### Supplied data
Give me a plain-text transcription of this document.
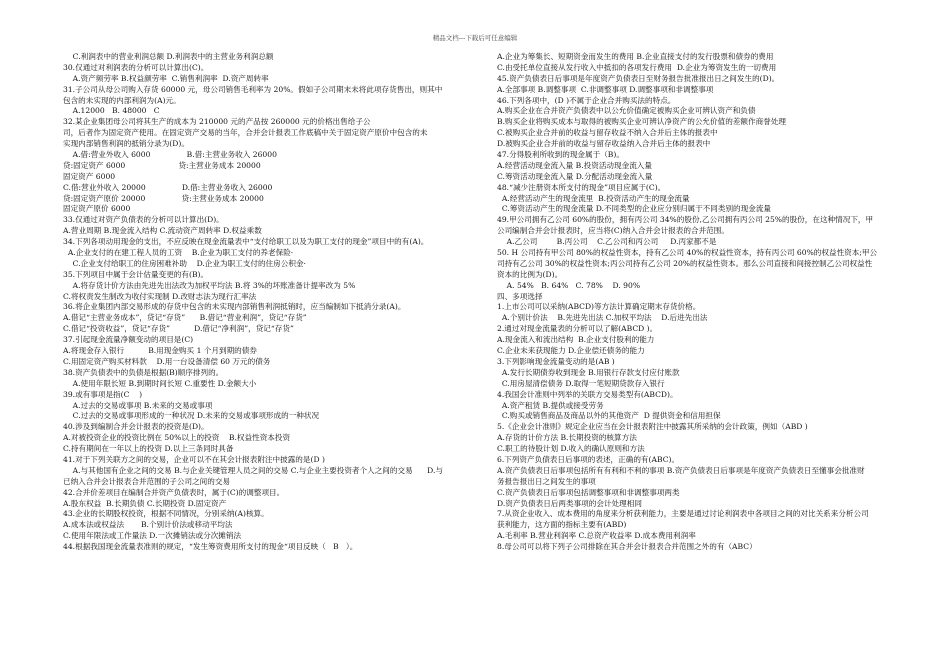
精品文档---下载后可任意编辑
C.利润表中的营业利润总额 D.利润表中的主营业务利润总额
30.仅通过对利润表的分析可以计算出(C)。
A.资产频劳率 B.权益颜劳率  C.销售利润率  D.资产周转率
31.子公司从母公司购入存货 60000 元，母公司销售毛利率为 20%。假如子公司期末未将此项存货售出，则其中
包含的未实现的内部利润为(A)元。
A.12000   B. 48000   C
32.某企业集团母公司将其生产的成本为 210000 元的产品按 260000 元的价格出售给子公
司，后者作为固定资产使用。在固定资产交易的当年，合并会计报表工作底稿中关于固定资产原价中包含的未
实现内部销售利润的抵销分录为(D)。
A.借:营业外收入 6000               B.借:主营业务收入 26000
贷:固定资产 6000                      贷:主营业务成本 20000
固定资产 6000
C.借:营业外收入 20000               D.借:主营业务收入 26000
贷:固定资产原价 20000               贷:主营业务成本 20000
固定资产原价 6000
33.仅通过对资产负债表的分析可以计算出(D)。
A.营业周期 B.现金流入结构 C.流动资产周转率 D.权益乘数
34.下列各项动用现金的支出，不应反映在现金流量表中“支付给职工以及为职工支付的现金”项目中的有(A)。
A.企业支付的在建工程人员的工资    B.企业为职工支付的养老保险·
C.企业支付给职工的住房困难补助    D.企业为职工支付的住房公积金·
35.下列项目中属于会计估量变更的有(B)。
A.将存货计价方法由先进先出法改为加权平均法 B.将 3%的坏账准备计提率改为 5%
C.将权责发生制改为收付实现制 D.改财志法为现行汇率法
36.将企业集团内部交易形成的存货中包含的未实现内部销售利润抵销时，应当编制如下抵消分录(A)。
A.借记“主营业务成本”，贷记“存货”      B.借记“营业利润”，贷记“存货”
C.借记“投资收益”，贷记“存货”          D.借记“净利润”，贷记“存货”
37.引起现金流量净额变动的项目是(C)
A.将现金存入银行          B.用现金购买 1 个月到期的债券
C.用固定资产购买材料款    D.用一台设备清偿 60 万元的债务
38.资产负债表中的负债是根据(B)顺序排列的。
A.使用年限长短 B.到期时间长短 C.重要性 D.金额大小
39.或有事项是指(C    )
A.过去的交易或事项 B.未来的交易或事项
C.过去的交易或事项形成的一种状况 D.未来的交易或事项形成的一种状况
40.涉及到编制合并会计报表的投资是(D)。
A.对被投资企业的投资比例在 50%以上的投资    B.权益性资本投资
C.持有期间在一年以上的投资 D.以上三条同时具备
41.对于下列关联方之间的交易，企业可以不在其会计报表附注中披露的是(D )
A.与其他国有企业之间的交易 B.与企业关键管理人员之间的交易 C.与企业主要投资者个人之间的交易      D.与
已纳入合并会计报表合并范围的子公司之间的交易
42.合并价差项目在编制合并资产负债表时，属于(C)的调整项目。
A.股东权益  B.长期负债 C.长期投资 D.固定资产
43.企业的长期股权投资，根据不同情况，分别采纳(A)核算。
A.成本法或权益法       B.个别计价法或移动平均法
C.使用年限法或工作量法 D.一次摊销法或分次摊销法
44.根据我国现金流量表准则的规定，“发生筹资费用所支付的现金“项目反映（   B   ）。
A.企业为筹集长、短期资金而发生的费用 B.企业直接支付的发行股票和债券的费用
C.由受托单位直接从发行收入中抵扣的各项发行费用  D.企业为筹资发生的一切费用
45.资产负债表日后事项是年度资产负债表日至财务报告批准报出日之间发生的(D)。
A.全部事项 B.调整事项  C.非调整事项 D.调整事项和非调整事项
46.下列各项中，(D )不属于企业合并购买法的特点。
A.购买企业在合并资产负债表中以公允价值确定被购买企业可辨认资产和负债
B.购买企业将购买成本与取得的被购买企业可辨认净资产的公允价值的差额作商誉处理
C.被购买企业合并前的收益与留存收益不纳入合并后主体的报表中
D.被购买企业合并前的收益与留存收益纳入合并后主体的报表中
47.分得股利所收到的现金属于（B)。
A.经营活动现金流入量 B.投资活动现金流入量
C.筹资活动现金流入量 D.分配活动现金流入量
48.“减少注册资本所支付的现金”项目应属于(C)。
A.经营活动产生的现金流里  B.投资活动产生的现金流量
C.筹资活动产生的现金流量 D.不同类型的企业应分别归属于不同类别的现金流量
49.甲公司拥有乙公司 60%的股份，拥有丙公司 34%的股份,乙公司拥有丙公司 25%的股份，在这种情况下，甲
公司编制合并会计报表时，应当将(C)纳入合并会计报表的合并范围。
A.乙公司        B.丙公司    C.乙公司和丙公司     D.丙家都不是
50. H 公司持有甲公司 80%的权益性资本，持有乙公司 40%的权益性资本，持有丙公司 60%的权益性资本;甲公
司持有乙公司 30%的权益性资本;丙公司持有乙公司 20%的权益性资本。那么公司直接和间接控制乙公司权益性
资本的比例为(D)。
A. 54%   B. 64%   C. 78%    D. 90%
四、多项选择
1.上市公司可以采纳(ABCD)等方法计算确定期末存货价格。
A.个别计价法    B.先进先出法 C.加权平均法    D.后进先出法
2.通过对现金流量表的分析可以了解(ABCD )。
A.现金流入和流出结构  B.企业支付股利的能力
C.企业未来获现能力 D.企业偿还债务的能力
3.下列影响现金流量变动的是(AB )
A.发行长期债券收到现金 B.用银行存款支付应付账款
C.用房屋清偿债务 D.取得一笔短期贷款存入银行
4.我国会计准则中列举的关联方交易类型有(ABCD)。
A.资产租赁 B.提供或接受劳务
C.购买或销售商品及商品以外的其他资产  D 提供资金和信用担保
5.《企业会计准则》规定企业应当在会计报表附注中披露其所采纳的会计政策，例如（ABD )
A.存货的计价方法 B.长期投资的核算方法
C.职工的待股计划 D.收入的确认原则和方法
6.下列资产负债表日后事项的表述，正确的有(ABC)。
A.资产负债表日后事项包括所有有利和不利的事项 B.资产负债表日后事项是年度资产负债表日至懂事会批准财
务报告报出日之间发生的事项
C.资产负债表日后事项包括调整事项和非调整事项两类
D.资产负债表日后两类事项的会计处理相同
7.从资企业收入、成本费用的角度来分析获利能力，主要是通过讨论利润表中各项目之间的对比关系来分析公司
获利能力，这方面的指标主要有(ABD)
A.毛利率 B.营业利润率 C.总资产收益率 D.成本费用利润率
8.母公司可以将下列子公司排除在其合并会计报表合并范围之外的有（ABC）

### Task brief
Determine the number of lines in these entries that contain the word "的权益性资本", and write only that number.

### Result below
2